*Exercise brief*
Pull out every line with the word "note" from the entries below.

┌─ Extracted information

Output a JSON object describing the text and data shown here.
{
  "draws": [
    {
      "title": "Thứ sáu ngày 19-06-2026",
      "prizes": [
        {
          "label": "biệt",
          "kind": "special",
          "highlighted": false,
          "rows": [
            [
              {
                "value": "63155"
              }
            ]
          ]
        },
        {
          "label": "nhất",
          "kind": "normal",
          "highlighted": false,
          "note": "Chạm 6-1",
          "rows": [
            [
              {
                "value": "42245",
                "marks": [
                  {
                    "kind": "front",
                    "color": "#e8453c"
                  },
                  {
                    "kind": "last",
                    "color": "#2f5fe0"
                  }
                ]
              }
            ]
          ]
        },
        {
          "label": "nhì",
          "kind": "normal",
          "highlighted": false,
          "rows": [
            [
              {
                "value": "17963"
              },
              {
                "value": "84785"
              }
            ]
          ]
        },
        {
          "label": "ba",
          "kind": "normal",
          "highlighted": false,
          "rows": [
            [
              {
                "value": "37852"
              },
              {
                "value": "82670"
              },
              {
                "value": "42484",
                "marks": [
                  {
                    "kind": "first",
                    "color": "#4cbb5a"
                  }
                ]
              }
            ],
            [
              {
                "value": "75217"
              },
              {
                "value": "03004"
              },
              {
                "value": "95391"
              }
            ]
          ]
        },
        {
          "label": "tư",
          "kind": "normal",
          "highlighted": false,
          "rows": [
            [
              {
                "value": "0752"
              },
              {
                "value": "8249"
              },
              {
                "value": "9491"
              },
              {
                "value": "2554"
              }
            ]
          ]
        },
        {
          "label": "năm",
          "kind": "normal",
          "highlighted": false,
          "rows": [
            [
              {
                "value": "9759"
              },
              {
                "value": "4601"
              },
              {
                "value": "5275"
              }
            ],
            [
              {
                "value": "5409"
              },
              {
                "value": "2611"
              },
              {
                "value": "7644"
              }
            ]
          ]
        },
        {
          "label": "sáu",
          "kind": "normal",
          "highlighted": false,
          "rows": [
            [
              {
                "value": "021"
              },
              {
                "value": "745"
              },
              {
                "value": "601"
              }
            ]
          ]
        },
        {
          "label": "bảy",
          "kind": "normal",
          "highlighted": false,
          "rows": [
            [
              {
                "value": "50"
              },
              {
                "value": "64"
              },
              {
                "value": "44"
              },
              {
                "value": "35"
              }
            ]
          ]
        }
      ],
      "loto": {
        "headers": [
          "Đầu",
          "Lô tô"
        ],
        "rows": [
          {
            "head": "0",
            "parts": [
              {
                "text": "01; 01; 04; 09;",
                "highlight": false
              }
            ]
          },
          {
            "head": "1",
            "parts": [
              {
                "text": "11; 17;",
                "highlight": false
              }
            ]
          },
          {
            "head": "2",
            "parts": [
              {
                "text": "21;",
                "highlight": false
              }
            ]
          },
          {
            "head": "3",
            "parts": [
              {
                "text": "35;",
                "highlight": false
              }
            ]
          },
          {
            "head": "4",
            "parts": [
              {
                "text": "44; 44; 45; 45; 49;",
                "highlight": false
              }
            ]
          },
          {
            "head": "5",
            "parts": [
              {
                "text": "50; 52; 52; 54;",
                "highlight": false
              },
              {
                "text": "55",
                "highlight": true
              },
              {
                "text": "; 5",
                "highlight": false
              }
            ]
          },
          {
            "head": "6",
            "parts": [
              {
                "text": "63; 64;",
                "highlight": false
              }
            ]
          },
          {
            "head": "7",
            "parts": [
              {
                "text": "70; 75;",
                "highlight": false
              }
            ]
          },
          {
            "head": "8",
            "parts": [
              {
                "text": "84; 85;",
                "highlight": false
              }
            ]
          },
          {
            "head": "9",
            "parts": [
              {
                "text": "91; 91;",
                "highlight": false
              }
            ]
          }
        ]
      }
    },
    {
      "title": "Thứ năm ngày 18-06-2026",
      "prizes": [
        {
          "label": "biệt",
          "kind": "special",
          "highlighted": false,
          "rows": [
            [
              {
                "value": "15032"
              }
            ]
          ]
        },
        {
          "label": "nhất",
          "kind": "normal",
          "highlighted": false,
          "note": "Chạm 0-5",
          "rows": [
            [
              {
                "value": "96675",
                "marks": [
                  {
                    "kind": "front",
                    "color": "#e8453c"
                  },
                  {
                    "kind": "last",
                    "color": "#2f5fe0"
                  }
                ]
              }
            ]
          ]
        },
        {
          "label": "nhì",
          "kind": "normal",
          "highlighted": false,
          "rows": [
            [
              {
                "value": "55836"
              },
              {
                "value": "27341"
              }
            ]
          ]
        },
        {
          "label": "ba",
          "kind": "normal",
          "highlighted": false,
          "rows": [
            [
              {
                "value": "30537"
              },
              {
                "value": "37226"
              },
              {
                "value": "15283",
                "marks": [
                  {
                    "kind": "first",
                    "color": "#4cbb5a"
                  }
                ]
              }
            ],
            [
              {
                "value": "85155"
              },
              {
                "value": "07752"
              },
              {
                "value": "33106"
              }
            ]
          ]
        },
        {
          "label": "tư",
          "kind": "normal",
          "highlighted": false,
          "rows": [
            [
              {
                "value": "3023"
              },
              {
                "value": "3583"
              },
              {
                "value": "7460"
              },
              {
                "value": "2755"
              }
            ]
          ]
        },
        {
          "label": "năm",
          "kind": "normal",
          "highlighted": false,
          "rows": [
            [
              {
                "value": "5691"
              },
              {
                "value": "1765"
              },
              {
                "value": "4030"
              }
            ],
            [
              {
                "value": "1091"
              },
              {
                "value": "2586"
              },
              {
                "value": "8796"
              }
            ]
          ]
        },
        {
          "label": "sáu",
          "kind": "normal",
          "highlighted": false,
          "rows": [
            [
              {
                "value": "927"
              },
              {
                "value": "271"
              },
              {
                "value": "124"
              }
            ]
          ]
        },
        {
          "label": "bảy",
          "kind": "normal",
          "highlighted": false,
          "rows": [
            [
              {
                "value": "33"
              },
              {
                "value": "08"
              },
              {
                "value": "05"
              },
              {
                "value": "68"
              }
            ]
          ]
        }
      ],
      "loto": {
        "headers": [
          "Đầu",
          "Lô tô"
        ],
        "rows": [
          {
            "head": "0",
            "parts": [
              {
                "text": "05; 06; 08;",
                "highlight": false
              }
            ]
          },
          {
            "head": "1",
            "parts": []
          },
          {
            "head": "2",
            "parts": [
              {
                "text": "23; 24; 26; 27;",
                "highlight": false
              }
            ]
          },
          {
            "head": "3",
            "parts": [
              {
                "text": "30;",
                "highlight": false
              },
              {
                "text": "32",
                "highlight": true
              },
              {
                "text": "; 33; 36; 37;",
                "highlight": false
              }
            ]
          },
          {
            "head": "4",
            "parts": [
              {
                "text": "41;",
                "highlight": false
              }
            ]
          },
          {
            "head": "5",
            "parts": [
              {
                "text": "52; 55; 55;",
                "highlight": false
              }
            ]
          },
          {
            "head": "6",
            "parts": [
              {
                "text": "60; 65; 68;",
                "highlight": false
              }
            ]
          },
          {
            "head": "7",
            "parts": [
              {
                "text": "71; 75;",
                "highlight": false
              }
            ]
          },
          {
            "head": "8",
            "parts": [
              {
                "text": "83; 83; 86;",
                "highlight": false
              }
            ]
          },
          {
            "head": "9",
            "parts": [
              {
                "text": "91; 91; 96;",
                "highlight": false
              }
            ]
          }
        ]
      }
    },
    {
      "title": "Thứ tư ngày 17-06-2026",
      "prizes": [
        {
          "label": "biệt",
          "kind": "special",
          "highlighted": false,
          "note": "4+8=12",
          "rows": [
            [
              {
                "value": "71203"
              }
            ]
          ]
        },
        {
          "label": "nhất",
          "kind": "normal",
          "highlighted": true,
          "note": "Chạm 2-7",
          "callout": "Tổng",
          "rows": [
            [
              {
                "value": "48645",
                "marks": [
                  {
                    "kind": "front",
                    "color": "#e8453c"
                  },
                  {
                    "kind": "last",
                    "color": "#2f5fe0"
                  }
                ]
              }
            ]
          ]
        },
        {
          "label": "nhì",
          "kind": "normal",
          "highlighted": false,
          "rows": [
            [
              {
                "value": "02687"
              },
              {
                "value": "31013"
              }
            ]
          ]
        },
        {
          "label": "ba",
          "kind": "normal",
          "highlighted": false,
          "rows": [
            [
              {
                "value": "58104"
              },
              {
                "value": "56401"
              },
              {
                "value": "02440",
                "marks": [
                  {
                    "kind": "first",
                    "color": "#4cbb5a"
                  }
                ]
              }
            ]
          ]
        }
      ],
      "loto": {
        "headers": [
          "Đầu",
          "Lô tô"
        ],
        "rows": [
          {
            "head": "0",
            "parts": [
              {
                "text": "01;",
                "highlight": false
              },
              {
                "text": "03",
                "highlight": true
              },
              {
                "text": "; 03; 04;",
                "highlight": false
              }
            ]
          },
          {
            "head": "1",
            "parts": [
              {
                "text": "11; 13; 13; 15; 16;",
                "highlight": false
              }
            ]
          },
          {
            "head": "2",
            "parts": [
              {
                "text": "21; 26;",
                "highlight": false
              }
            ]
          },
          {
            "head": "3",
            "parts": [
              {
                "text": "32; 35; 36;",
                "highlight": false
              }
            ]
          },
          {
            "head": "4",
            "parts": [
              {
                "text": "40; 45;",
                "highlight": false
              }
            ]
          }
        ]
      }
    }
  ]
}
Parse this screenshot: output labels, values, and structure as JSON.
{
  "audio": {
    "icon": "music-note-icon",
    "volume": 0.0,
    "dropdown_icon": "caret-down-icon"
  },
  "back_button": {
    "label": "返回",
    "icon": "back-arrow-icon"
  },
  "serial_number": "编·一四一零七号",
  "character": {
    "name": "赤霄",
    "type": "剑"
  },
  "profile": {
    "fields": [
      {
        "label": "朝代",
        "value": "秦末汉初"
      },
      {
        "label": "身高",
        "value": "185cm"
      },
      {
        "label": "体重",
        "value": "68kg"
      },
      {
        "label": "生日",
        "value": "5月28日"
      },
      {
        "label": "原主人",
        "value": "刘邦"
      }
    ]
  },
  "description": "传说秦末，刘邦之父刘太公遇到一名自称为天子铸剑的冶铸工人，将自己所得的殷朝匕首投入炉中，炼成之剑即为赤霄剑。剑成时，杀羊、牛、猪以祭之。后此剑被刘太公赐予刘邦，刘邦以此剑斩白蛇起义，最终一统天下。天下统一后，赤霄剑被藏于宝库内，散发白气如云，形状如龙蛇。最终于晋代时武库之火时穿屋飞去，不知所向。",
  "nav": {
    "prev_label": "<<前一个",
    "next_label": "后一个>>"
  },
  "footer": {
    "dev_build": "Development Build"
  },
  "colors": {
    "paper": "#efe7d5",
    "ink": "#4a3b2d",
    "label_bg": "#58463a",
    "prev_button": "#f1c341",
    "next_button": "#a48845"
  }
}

└─

*Task solution*
          "note": "Chạm 6-1",
          "note": "Chạm 0-5",
          "note": "4+8=12",
          "note": "Chạm 2-7",
    "icon": "music-note-icon",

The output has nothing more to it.